■ PROBLEM TO WORK ON: Look for "solutions" in each line of the entries, and return the matching lines.

[Data entries]
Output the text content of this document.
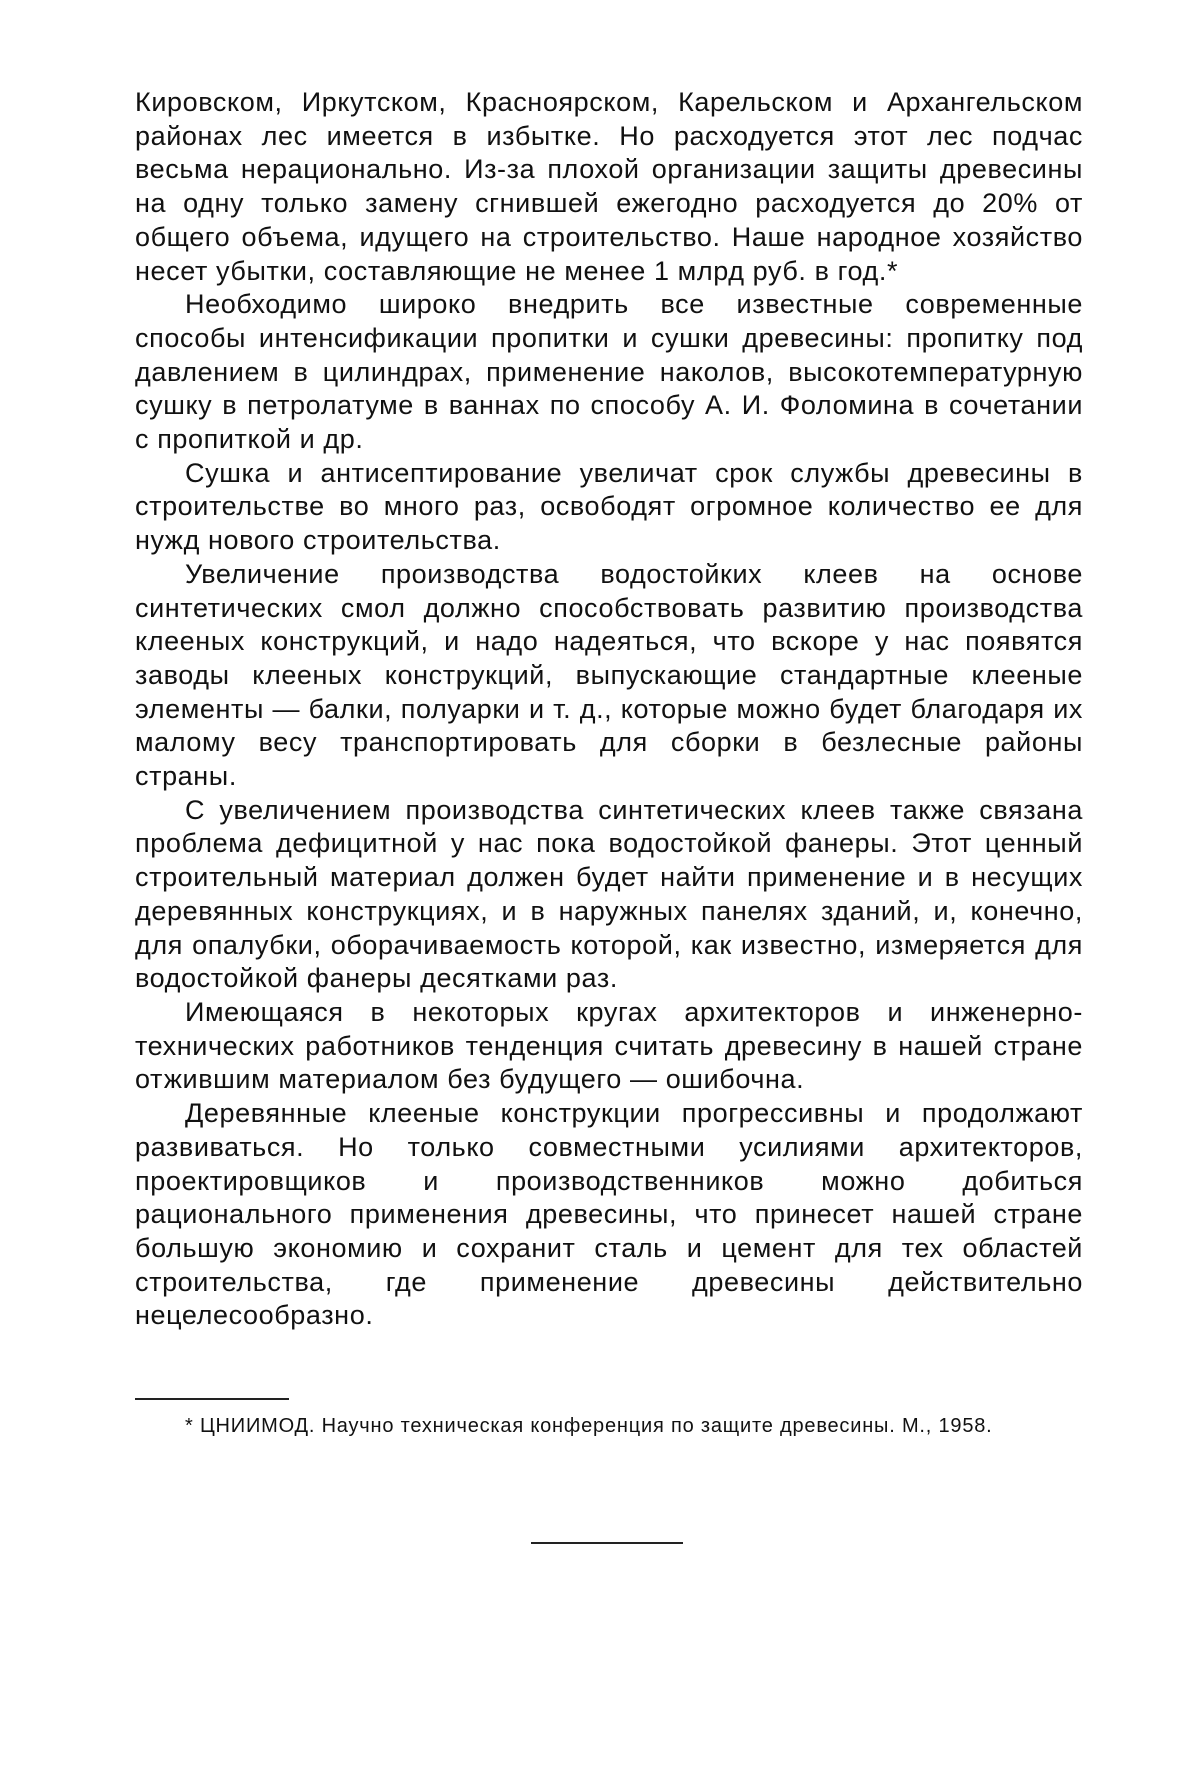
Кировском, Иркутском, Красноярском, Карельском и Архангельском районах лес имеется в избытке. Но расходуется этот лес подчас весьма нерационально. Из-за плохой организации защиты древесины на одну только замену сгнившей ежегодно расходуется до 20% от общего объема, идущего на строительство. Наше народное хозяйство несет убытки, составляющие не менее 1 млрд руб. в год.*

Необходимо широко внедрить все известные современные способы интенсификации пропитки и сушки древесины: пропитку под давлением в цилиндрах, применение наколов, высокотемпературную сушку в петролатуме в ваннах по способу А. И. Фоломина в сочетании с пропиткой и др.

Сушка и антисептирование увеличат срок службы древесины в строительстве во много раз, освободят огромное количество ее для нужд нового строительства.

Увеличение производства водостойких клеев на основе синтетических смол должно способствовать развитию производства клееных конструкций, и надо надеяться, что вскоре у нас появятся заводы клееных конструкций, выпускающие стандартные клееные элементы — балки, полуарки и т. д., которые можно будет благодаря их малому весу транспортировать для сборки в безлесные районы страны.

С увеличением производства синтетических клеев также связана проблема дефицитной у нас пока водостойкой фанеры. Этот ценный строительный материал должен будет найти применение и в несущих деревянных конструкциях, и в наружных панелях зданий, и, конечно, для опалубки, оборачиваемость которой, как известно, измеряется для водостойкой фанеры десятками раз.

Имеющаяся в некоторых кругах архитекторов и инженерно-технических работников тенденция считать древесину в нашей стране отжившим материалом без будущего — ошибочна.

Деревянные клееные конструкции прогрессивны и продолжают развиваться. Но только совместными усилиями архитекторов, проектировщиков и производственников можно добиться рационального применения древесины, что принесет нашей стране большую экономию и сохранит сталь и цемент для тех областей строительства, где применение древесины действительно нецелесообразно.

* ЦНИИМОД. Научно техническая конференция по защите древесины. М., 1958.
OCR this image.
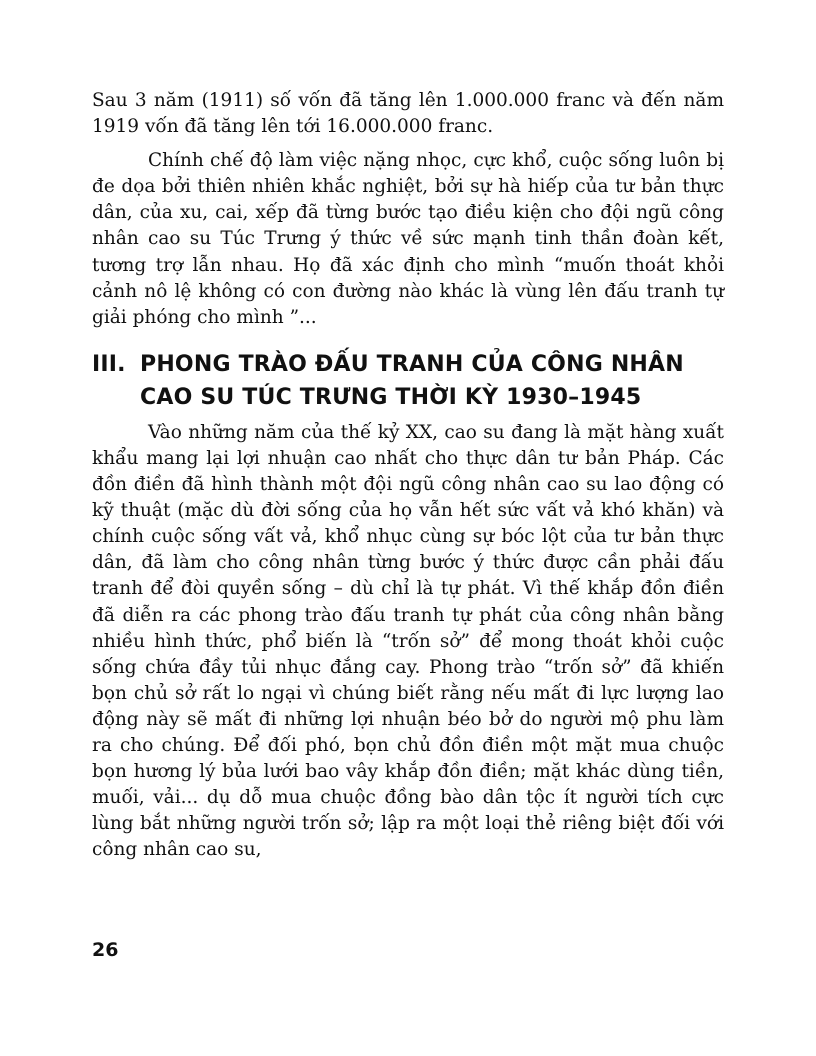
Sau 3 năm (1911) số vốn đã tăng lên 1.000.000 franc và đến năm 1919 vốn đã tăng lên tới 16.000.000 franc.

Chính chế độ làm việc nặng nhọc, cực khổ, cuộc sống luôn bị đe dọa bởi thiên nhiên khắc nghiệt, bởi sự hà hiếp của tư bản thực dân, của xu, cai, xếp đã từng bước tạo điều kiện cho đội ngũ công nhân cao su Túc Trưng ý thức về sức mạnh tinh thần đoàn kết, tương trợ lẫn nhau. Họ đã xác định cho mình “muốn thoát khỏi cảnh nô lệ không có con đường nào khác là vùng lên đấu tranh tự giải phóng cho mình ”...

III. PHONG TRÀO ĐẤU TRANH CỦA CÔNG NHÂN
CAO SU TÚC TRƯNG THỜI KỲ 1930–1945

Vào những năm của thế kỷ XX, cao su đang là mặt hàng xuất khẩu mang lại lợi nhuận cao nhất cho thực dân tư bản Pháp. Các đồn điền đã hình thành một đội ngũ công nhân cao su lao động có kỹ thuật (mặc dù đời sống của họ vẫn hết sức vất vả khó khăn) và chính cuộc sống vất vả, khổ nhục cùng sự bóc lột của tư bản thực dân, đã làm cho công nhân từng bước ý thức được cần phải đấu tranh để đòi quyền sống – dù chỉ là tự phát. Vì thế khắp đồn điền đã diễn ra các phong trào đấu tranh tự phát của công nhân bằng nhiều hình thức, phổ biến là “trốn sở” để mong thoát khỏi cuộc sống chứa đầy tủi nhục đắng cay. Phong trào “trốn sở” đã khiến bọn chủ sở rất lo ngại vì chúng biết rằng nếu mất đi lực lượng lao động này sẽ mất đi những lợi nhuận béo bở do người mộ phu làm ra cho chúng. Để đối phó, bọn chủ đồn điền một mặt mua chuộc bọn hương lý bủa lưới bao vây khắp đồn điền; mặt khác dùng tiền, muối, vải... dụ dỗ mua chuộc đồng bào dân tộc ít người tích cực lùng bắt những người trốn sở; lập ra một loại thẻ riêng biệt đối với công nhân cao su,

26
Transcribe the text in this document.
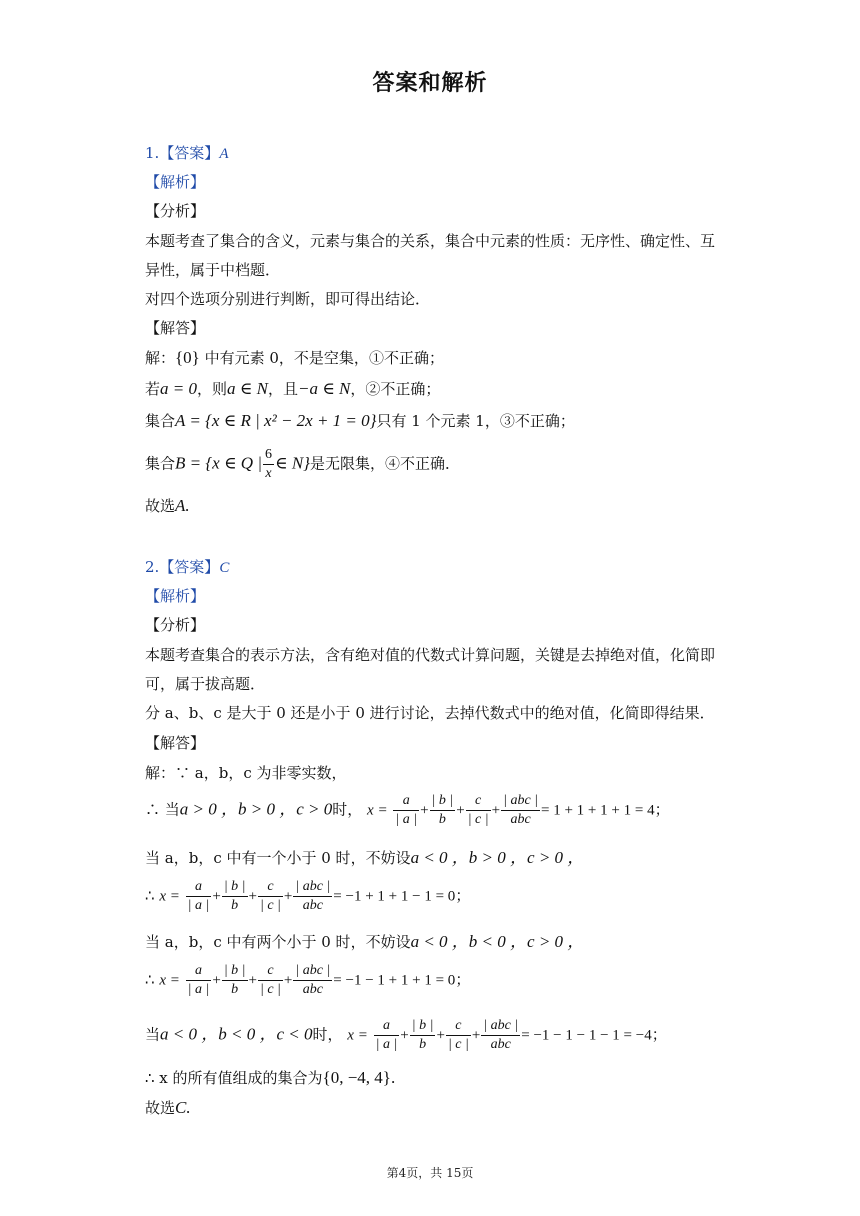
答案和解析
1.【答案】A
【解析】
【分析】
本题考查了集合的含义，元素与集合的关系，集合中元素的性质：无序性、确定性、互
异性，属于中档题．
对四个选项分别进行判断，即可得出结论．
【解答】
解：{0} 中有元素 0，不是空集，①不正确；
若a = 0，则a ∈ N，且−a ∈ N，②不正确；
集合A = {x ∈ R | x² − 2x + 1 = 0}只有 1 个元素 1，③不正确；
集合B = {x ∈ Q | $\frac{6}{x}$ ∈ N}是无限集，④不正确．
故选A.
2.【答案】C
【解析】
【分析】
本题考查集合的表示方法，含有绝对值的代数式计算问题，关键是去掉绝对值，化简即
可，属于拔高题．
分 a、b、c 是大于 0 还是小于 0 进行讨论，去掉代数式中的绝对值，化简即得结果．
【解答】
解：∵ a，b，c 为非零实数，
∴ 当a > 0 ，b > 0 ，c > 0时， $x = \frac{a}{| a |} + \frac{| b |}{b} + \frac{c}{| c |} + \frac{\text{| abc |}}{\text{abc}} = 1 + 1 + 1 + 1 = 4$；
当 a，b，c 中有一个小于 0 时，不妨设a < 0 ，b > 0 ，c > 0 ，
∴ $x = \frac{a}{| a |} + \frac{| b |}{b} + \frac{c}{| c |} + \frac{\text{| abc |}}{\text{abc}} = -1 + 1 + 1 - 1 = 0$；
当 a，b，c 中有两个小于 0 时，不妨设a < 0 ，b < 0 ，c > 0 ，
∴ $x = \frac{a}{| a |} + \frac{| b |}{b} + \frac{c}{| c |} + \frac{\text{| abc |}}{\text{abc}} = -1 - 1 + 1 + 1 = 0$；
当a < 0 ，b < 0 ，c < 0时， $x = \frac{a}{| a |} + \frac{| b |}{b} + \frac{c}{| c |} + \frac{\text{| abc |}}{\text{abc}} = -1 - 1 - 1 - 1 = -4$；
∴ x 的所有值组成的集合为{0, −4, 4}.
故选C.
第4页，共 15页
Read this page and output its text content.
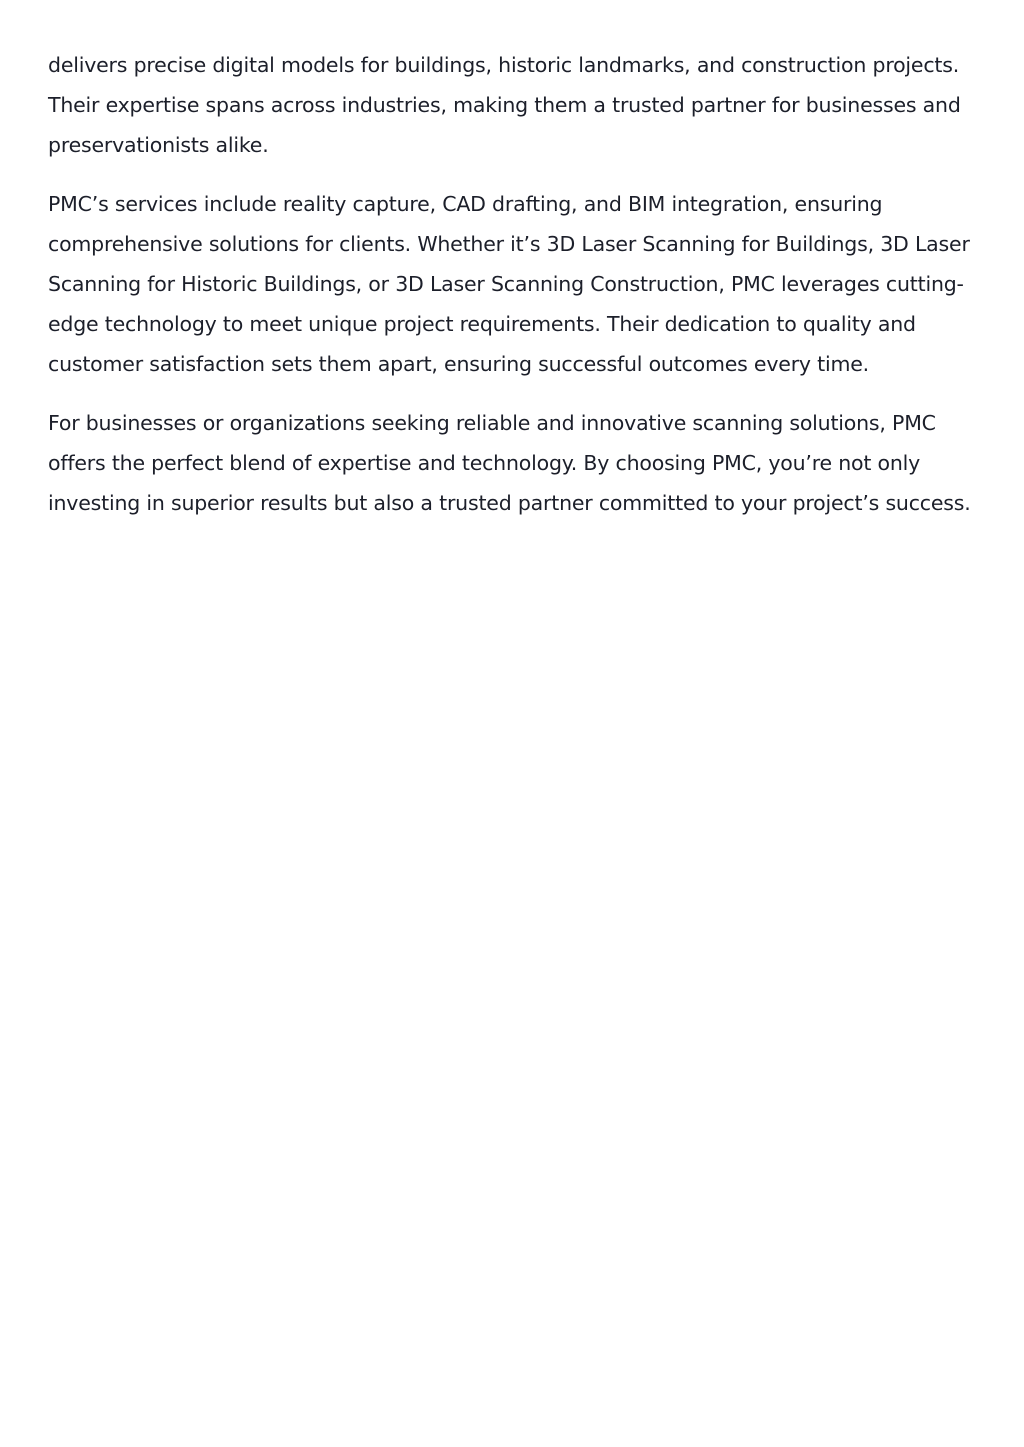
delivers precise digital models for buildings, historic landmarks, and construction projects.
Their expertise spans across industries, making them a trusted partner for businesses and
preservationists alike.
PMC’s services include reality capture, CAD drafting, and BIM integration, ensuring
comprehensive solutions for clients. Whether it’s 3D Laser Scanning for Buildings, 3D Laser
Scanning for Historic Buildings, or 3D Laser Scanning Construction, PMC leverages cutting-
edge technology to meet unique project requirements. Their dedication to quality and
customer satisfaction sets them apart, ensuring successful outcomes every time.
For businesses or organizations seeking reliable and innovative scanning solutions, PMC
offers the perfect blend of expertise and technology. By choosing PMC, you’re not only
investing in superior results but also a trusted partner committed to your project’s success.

■ RESULT FOR THIS EXERCISE:
comprehensive solutions for clients. Whether it’s 3D Laser Scanning for Buildings, 3D Laser
For businesses or organizations seeking reliable and innovative scanning solutions, PMC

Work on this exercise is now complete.